Set down all of the data that follows word for word, without the images.
### The input ###
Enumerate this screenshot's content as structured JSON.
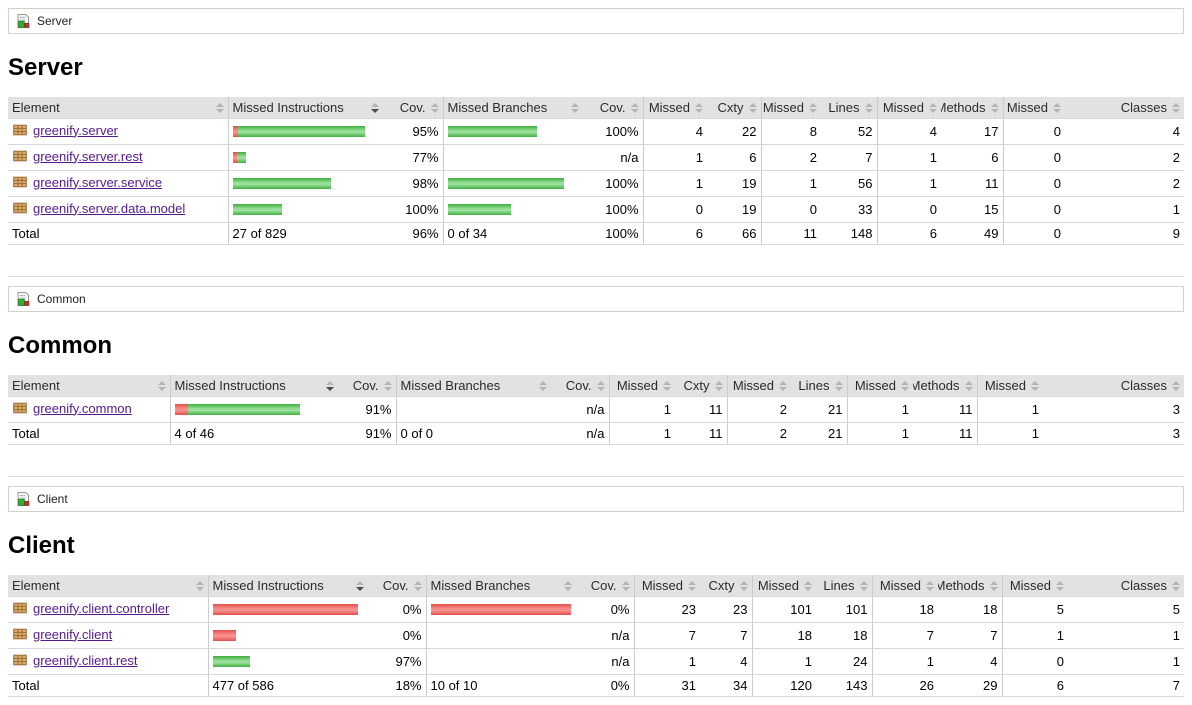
{
  "colors": {
    "covered_green": "#3fae3f",
    "missed_red": "#e14f4b",
    "link_purple": "#551A8B",
    "header_gray": "#e2e2e2"
  },
  "columns": [
    {
      "label": "Element",
      "sort": "none"
    },
    {
      "label": "Missed Instructions",
      "sort": "desc"
    },
    {
      "label": "Cov.",
      "sort": "none"
    },
    {
      "label": "Missed Branches",
      "sort": "none"
    },
    {
      "label": "Cov.",
      "sort": "none"
    },
    {
      "label": "Missed",
      "sort": "none"
    },
    {
      "label": "Cxty",
      "sort": "none"
    },
    {
      "label": "Missed",
      "sort": "none"
    },
    {
      "label": "Lines",
      "sort": "none"
    },
    {
      "label": "Missed",
      "sort": "none"
    },
    {
      "label": "Methods",
      "sort": "none"
    },
    {
      "label": "Missed",
      "sort": "none"
    },
    {
      "label": "Classes",
      "sort": "none"
    }
  ],
  "sections": [
    {
      "id": "server",
      "breadcrumb": {
        "icon": "group-icon",
        "label": "Server"
      },
      "heading": "Server",
      "rows": [
        {
          "name": "greenify.server",
          "instr_bar": {
            "red": 5,
            "green": 127
          },
          "instr_cov": "95%",
          "branch_bar": {
            "red": 0,
            "green": 89
          },
          "branch_cov": "100%",
          "numbers": [
            "4",
            "22",
            "8",
            "52",
            "4",
            "17",
            "0",
            "4"
          ]
        },
        {
          "name": "greenify.server.rest",
          "instr_bar": {
            "red": 4,
            "green": 9
          },
          "instr_cov": "77%",
          "branch_bar": null,
          "branch_cov": "n/a",
          "numbers": [
            "1",
            "6",
            "2",
            "7",
            "1",
            "6",
            "0",
            "2"
          ]
        },
        {
          "name": "greenify.server.service",
          "instr_bar": {
            "red": 0,
            "green": 98
          },
          "instr_cov": "98%",
          "branch_bar": {
            "red": 0,
            "green": 116
          },
          "branch_cov": "100%",
          "numbers": [
            "1",
            "19",
            "1",
            "56",
            "1",
            "11",
            "0",
            "2"
          ]
        },
        {
          "name": "greenify.server.data.model",
          "instr_bar": {
            "red": 0,
            "green": 49
          },
          "instr_cov": "100%",
          "branch_bar": {
            "red": 0,
            "green": 63
          },
          "branch_cov": "100%",
          "numbers": [
            "0",
            "19",
            "0",
            "33",
            "0",
            "15",
            "0",
            "1"
          ]
        }
      ],
      "total": {
        "label": "Total",
        "instr": "27 of 829",
        "instr_cov": "96%",
        "branch": "0 of 34",
        "branch_cov": "100%",
        "numbers": [
          "6",
          "66",
          "11",
          "148",
          "6",
          "49",
          "0",
          "9"
        ]
      }
    },
    {
      "id": "common",
      "breadcrumb": {
        "icon": "group-icon",
        "label": "Common"
      },
      "heading": "Common",
      "rows": [
        {
          "name": "greenify.common",
          "instr_bar": {
            "red": 13,
            "green": 112
          },
          "instr_cov": "91%",
          "branch_bar": null,
          "branch_cov": "n/a",
          "numbers": [
            "1",
            "11",
            "2",
            "21",
            "1",
            "11",
            "1",
            "3"
          ]
        }
      ],
      "total": {
        "label": "Total",
        "instr": "4 of 46",
        "instr_cov": "91%",
        "branch": "0 of 0",
        "branch_cov": "n/a",
        "numbers": [
          "1",
          "11",
          "2",
          "21",
          "1",
          "11",
          "1",
          "3"
        ]
      }
    },
    {
      "id": "client",
      "breadcrumb": {
        "icon": "group-icon",
        "label": "Client"
      },
      "heading": "Client",
      "rows": [
        {
          "name": "greenify.client.controller",
          "instr_bar": {
            "red": 145,
            "green": 0
          },
          "instr_cov": "0%",
          "branch_bar": {
            "red": 140,
            "green": 0
          },
          "branch_cov": "0%",
          "numbers": [
            "23",
            "23",
            "101",
            "101",
            "18",
            "18",
            "5",
            "5"
          ]
        },
        {
          "name": "greenify.client",
          "instr_bar": {
            "red": 23,
            "green": 0
          },
          "instr_cov": "0%",
          "branch_bar": null,
          "branch_cov": "n/a",
          "numbers": [
            "7",
            "7",
            "18",
            "18",
            "7",
            "7",
            "1",
            "1"
          ]
        },
        {
          "name": "greenify.client.rest",
          "instr_bar": {
            "red": 0,
            "green": 37
          },
          "instr_cov": "97%",
          "branch_bar": null,
          "branch_cov": "n/a",
          "numbers": [
            "1",
            "4",
            "1",
            "24",
            "1",
            "4",
            "0",
            "1"
          ]
        }
      ],
      "total": {
        "label": "Total",
        "instr": "477 of 586",
        "instr_cov": "18%",
        "branch": "10 of 10",
        "branch_cov": "0%",
        "numbers": [
          "31",
          "34",
          "120",
          "143",
          "26",
          "29",
          "6",
          "7"
        ]
      }
    }
  ]
}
###
Reply:
Enumerate this screenshot's content as structured JSON.
{
  "colors": {
    "covered_green": "#3fae3f",
    "missed_red": "#e14f4b",
    "link_purple": "#551A8B",
    "header_gray": "#e2e2e2"
  },
  "columns": [
    {
      "label": "Element",
      "sort": "none"
    },
    {
      "label": "Missed Instructions",
      "sort": "desc"
    },
    {
      "label": "Cov.",
      "sort": "none"
    },
    {
      "label": "Missed Branches",
      "sort": "none"
    },
    {
      "label": "Cov.",
      "sort": "none"
    },
    {
      "label": "Missed",
      "sort": "none"
    },
    {
      "label": "Cxty",
      "sort": "none"
    },
    {
      "label": "Missed",
      "sort": "none"
    },
    {
      "label": "Lines",
      "sort": "none"
    },
    {
      "label": "Missed",
      "sort": "none"
    },
    {
      "label": "Methods",
      "sort": "none"
    },
    {
      "label": "Missed",
      "sort": "none"
    },
    {
      "label": "Classes",
      "sort": "none"
    }
  ],
  "sections": [
    {
      "id": "server",
      "breadcrumb": {
        "icon": "group-icon",
        "label": "Server"
      },
      "heading": "Server",
      "rows": [
        {
          "name": "greenify.server",
          "instr_bar": {
            "red": 5,
            "green": 127
          },
          "instr_cov": "95%",
          "branch_bar": {
            "red": 0,
            "green": 89
          },
          "branch_cov": "100%",
          "numbers": [
            "4",
            "22",
            "8",
            "52",
            "4",
            "17",
            "0",
            "4"
          ]
        },
        {
          "name": "greenify.server.rest",
          "instr_bar": {
            "red": 4,
            "green": 9
          },
          "instr_cov": "77%",
          "branch_bar": null,
          "branch_cov": "n/a",
          "numbers": [
            "1",
            "6",
            "2",
            "7",
            "1",
            "6",
            "0",
            "2"
          ]
        },
        {
          "name": "greenify.server.service",
          "instr_bar": {
            "red": 0,
            "green": 98
          },
          "instr_cov": "98%",
          "branch_bar": {
            "red": 0,
            "green": 116
          },
          "branch_cov": "100%",
          "numbers": [
            "1",
            "19",
            "1",
            "56",
            "1",
            "11",
            "0",
            "2"
          ]
        },
        {
          "name": "greenify.server.data.model",
          "instr_bar": {
            "red": 0,
            "green": 49
          },
          "instr_cov": "100%",
          "branch_bar": {
            "red": 0,
            "green": 63
          },
          "branch_cov": "100%",
          "numbers": [
            "0",
            "19",
            "0",
            "33",
            "0",
            "15",
            "0",
            "1"
          ]
        }
      ],
      "total": {
        "label": "Total",
        "instr": "27 of 829",
        "instr_cov": "96%",
        "branch": "0 of 34",
        "branch_cov": "100%",
        "numbers": [
          "6",
          "66",
          "11",
          "148",
          "6",
          "49",
          "0",
          "9"
        ]
      }
    },
    {
      "id": "common",
      "breadcrumb": {
        "icon": "group-icon",
        "label": "Common"
      },
      "heading": "Common",
      "rows": [
        {
          "name": "greenify.common",
          "instr_bar": {
            "red": 13,
            "green": 112
          },
          "instr_cov": "91%",
          "branch_bar": null,
          "branch_cov": "n/a",
          "numbers": [
            "1",
            "11",
            "2",
            "21",
            "1",
            "11",
            "1",
            "3"
          ]
        }
      ],
      "total": {
        "label": "Total",
        "instr": "4 of 46",
        "instr_cov": "91%",
        "branch": "0 of 0",
        "branch_cov": "n/a",
        "numbers": [
          "1",
          "11",
          "2",
          "21",
          "1",
          "11",
          "1",
          "3"
        ]
      }
    },
    {
      "id": "client",
      "breadcrumb": {
        "icon": "group-icon",
        "label": "Client"
      },
      "heading": "Client",
      "rows": [
        {
          "name": "greenify.client.controller",
          "instr_bar": {
            "red": 145,
            "green": 0
          },
          "instr_cov": "0%",
          "branch_bar": {
            "red": 140,
            "green": 0
          },
          "branch_cov": "0%",
          "numbers": [
            "23",
            "23",
            "101",
            "101",
            "18",
            "18",
            "5",
            "5"
          ]
        },
        {
          "name": "greenify.client",
          "instr_bar": {
            "red": 23,
            "green": 0
          },
          "instr_cov": "0%",
          "branch_bar": null,
          "branch_cov": "n/a",
          "numbers": [
            "7",
            "7",
            "18",
            "18",
            "7",
            "7",
            "1",
            "1"
          ]
        },
        {
          "name": "greenify.client.rest",
          "instr_bar": {
            "red": 0,
            "green": 37
          },
          "instr_cov": "97%",
          "branch_bar": null,
          "branch_cov": "n/a",
          "numbers": [
            "1",
            "4",
            "1",
            "24",
            "1",
            "4",
            "0",
            "1"
          ]
        }
      ],
      "total": {
        "label": "Total",
        "instr": "477 of 586",
        "instr_cov": "18%",
        "branch": "10 of 10",
        "branch_cov": "0%",
        "numbers": [
          "31",
          "34",
          "120",
          "143",
          "26",
          "29",
          "6",
          "7"
        ]
      }
    }
  ]
}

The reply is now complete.